▸ **What is being asked**
Go through the entries below and print each one exactly, leaving out pictures.

▸ **Supplied records**
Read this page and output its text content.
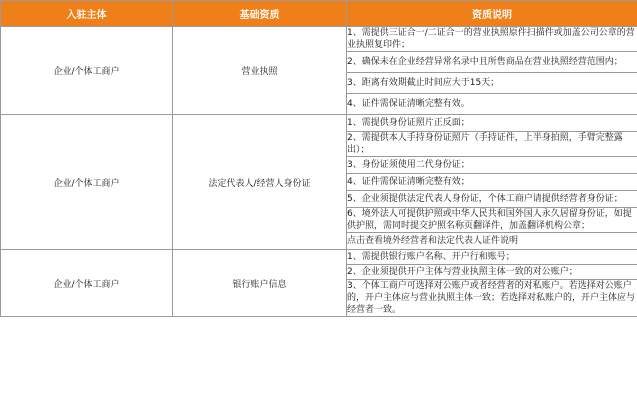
入驻主体	基础资质	资质说明
企业/个体工商户	营业执照	1、需提供三证合一/二证合一的营业执照原件扫描件或加盖公司公章的营业执照复印件；
		2、确保未在企业经营异常名录中且所售商品在营业执照经营范围内；
		3、距离有效期截止时间应大于15天；
		4、证件需保证清晰完整有效。
企业/个体工商户	法定代表人/经营人身份证	1、需提供身份证照片正反面；
		2、需提供本人手持身份证照片（手持证件，上半身拍照，手臂完整露出）；
		3、身份证须使用二代身份证；
		4、证件需保证清晰完整有效；
		5、企业须提供法定代表人身份证，个体工商户请提供经营者身份证；
		6、境外法人可提供护照或中华人民共和国外国人永久居留身份证，如提供护照，需同时提交护照名称页翻译件，加盖翻译机构公章；
		点击查看境外经营者和法定代表人证件说明
企业/个体工商户	银行账户信息	1、需提供银行账户名称、开户行和账号；
		2、企业须提供开户主体与营业执照主体一致的对公账户；
		3、个体工商户可选择对公账户或者经营者的对私账户。若选择对公账户的，开户主体应与营业执照主体一致；若选择对私账户的，开户主体应与经营者一致。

▸ **Reply**
Read this page and output its text content.
入驻主体	基础资质	资质说明
企业/个体工商户	营业执照	1、需提供三证合一/二证合一的营业执照原件扫描件或加盖公司公章的营业执照复印件；
		2、确保未在企业经营异常名录中且所售商品在营业执照经营范围内；
		3、距离有效期截止时间应大于15天；
		4、证件需保证清晰完整有效。
企业/个体工商户	法定代表人/经营人身份证	1、需提供身份证照片正反面；
		2、需提供本人手持身份证照片（手持证件，上半身拍照，手臂完整露出）；
		3、身份证须使用二代身份证；
		4、证件需保证清晰完整有效；
		5、企业须提供法定代表人身份证，个体工商户请提供经营者身份证；
		6、境外法人可提供护照或中华人民共和国外国人永久居留身份证，如提供护照，需同时提交护照名称页翻译件，加盖翻译机构公章；
		点击查看境外经营者和法定代表人证件说明
企业/个体工商户	银行账户信息	1、需提供银行账户名称、开户行和账号；
		2、企业须提供开户主体与营业执照主体一致的对公账户；
		3、个体工商户可选择对公账户或者经营者的对私账户。若选择对公账户的，开户主体应与营业执照主体一致；若选择对私账户的，开户主体应与经营者一致。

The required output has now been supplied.